Exercise task :: Output all of the data below exactly as given.

══════════════════════════════

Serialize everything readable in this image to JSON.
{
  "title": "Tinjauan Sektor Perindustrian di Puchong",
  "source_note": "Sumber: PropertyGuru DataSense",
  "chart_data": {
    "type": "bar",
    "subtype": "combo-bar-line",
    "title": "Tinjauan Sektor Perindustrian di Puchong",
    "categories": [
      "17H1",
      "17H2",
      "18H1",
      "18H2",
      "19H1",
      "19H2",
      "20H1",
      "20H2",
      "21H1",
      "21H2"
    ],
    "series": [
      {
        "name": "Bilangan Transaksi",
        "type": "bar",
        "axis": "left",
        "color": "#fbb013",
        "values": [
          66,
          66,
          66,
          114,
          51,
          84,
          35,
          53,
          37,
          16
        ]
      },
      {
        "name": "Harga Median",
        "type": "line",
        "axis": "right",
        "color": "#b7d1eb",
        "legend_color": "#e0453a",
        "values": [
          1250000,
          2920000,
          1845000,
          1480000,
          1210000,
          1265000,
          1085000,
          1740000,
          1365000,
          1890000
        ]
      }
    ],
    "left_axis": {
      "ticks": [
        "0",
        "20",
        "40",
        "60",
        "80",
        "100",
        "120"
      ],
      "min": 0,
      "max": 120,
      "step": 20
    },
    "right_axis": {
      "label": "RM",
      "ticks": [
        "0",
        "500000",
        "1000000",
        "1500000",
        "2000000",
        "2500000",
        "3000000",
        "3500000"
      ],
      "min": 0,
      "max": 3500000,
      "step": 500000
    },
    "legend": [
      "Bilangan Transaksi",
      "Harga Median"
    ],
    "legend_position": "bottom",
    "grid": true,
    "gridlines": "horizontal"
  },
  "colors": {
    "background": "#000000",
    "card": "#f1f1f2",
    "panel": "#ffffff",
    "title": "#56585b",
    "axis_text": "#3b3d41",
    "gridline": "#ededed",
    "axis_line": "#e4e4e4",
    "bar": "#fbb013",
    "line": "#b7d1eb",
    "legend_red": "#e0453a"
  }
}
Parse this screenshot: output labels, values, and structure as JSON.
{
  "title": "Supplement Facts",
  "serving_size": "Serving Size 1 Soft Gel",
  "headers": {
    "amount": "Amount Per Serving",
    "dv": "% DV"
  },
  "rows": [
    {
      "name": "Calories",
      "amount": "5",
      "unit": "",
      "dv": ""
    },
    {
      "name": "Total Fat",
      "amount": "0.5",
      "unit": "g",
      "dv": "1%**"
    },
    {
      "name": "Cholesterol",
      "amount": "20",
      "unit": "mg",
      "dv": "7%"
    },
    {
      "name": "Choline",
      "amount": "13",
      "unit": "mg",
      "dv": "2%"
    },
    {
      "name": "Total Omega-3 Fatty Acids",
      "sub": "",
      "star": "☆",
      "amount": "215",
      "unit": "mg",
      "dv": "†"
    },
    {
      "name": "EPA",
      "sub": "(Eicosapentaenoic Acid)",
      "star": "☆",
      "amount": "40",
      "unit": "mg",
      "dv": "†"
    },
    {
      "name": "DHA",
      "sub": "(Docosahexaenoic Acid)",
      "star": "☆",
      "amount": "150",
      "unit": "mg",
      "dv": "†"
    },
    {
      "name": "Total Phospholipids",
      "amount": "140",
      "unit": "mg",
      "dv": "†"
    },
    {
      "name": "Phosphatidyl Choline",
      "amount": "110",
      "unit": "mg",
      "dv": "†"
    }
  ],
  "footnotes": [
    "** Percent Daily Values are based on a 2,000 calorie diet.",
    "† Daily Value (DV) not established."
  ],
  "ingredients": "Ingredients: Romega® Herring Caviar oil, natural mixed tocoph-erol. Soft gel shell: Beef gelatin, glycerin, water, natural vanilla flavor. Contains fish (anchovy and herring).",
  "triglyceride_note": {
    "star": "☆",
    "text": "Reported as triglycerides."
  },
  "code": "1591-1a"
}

══════════════════════════════

Right answer ::
Serialize everything readable in this image to JSON.
{
  "title": "Tinjauan Sektor Perindustrian di Puchong",
  "source_note": "Sumber: PropertyGuru DataSense",
  "chart_data": {
    "type": "bar",
    "subtype": "combo-bar-line",
    "title": "Tinjauan Sektor Perindustrian di Puchong",
    "categories": [
      "17H1",
      "17H2",
      "18H1",
      "18H2",
      "19H1",
      "19H2",
      "20H1",
      "20H2",
      "21H1",
      "21H2"
    ],
    "series": [
      {
        "name": "Bilangan Transaksi",
        "type": "bar",
        "axis": "left",
        "color": "#fbb013",
        "values": [
          66,
          66,
          66,
          114,
          51,
          84,
          35,
          53,
          37,
          16
        ]
      },
      {
        "name": "Harga Median",
        "type": "line",
        "axis": "right",
        "color": "#b7d1eb",
        "legend_color": "#e0453a",
        "values": [
          1250000,
          2920000,
          1845000,
          1480000,
          1210000,
          1265000,
          1085000,
          1740000,
          1365000,
          1890000
        ]
      }
    ],
    "left_axis": {
      "ticks": [
        "0",
        "20",
        "40",
        "60",
        "80",
        "100",
        "120"
      ],
      "min": 0,
      "max": 120,
      "step": 20
    },
    "right_axis": {
      "label": "RM",
      "ticks": [
        "0",
        "500000",
        "1000000",
        "1500000",
        "2000000",
        "2500000",
        "3000000",
        "3500000"
      ],
      "min": 0,
      "max": 3500000,
      "step": 500000
    },
    "legend": [
      "Bilangan Transaksi",
      "Harga Median"
    ],
    "legend_position": "bottom",
    "grid": true,
    "gridlines": "horizontal"
  },
  "colors": {
    "background": "#000000",
    "card": "#f1f1f2",
    "panel": "#ffffff",
    "title": "#56585b",
    "axis_text": "#3b3d41",
    "gridline": "#ededed",
    "axis_line": "#e4e4e4",
    "bar": "#fbb013",
    "line": "#b7d1eb",
    "legend_red": "#e0453a"
  }
}
Parse this screenshot: output labels, values, and structure as JSON.
{
  "title": "Supplement Facts",
  "serving_size": "Serving Size 1 Soft Gel",
  "headers": {
    "amount": "Amount Per Serving",
    "dv": "% DV"
  },
  "rows": [
    {
      "name": "Calories",
      "amount": "5",
      "unit": "",
      "dv": ""
    },
    {
      "name": "Total Fat",
      "amount": "0.5",
      "unit": "g",
      "dv": "1%**"
    },
    {
      "name": "Cholesterol",
      "amount": "20",
      "unit": "mg",
      "dv": "7%"
    },
    {
      "name": "Choline",
      "amount": "13",
      "unit": "mg",
      "dv": "2%"
    },
    {
      "name": "Total Omega-3 Fatty Acids",
      "sub": "",
      "star": "☆",
      "amount": "215",
      "unit": "mg",
      "dv": "†"
    },
    {
      "name": "EPA",
      "sub": "(Eicosapentaenoic Acid)",
      "star": "☆",
      "amount": "40",
      "unit": "mg",
      "dv": "†"
    },
    {
      "name": "DHA",
      "sub": "(Docosahexaenoic Acid)",
      "star": "☆",
      "amount": "150",
      "unit": "mg",
      "dv": "†"
    },
    {
      "name": "Total Phospholipids",
      "amount": "140",
      "unit": "mg",
      "dv": "†"
    },
    {
      "name": "Phosphatidyl Choline",
      "amount": "110",
      "unit": "mg",
      "dv": "†"
    }
  ],
  "footnotes": [
    "** Percent Daily Values are based on a 2,000 calorie diet.",
    "† Daily Value (DV) not established."
  ],
  "ingredients": "Ingredients: Romega® Herring Caviar oil, natural mixed tocoph-erol. Soft gel shell: Beef gelatin, glycerin, water, natural vanilla flavor. Contains fish (anchovy and herring).",
  "triglyceride_note": {
    "star": "☆",
    "text": "Reported as triglycerides."
  },
  "code": "1591-1a"
}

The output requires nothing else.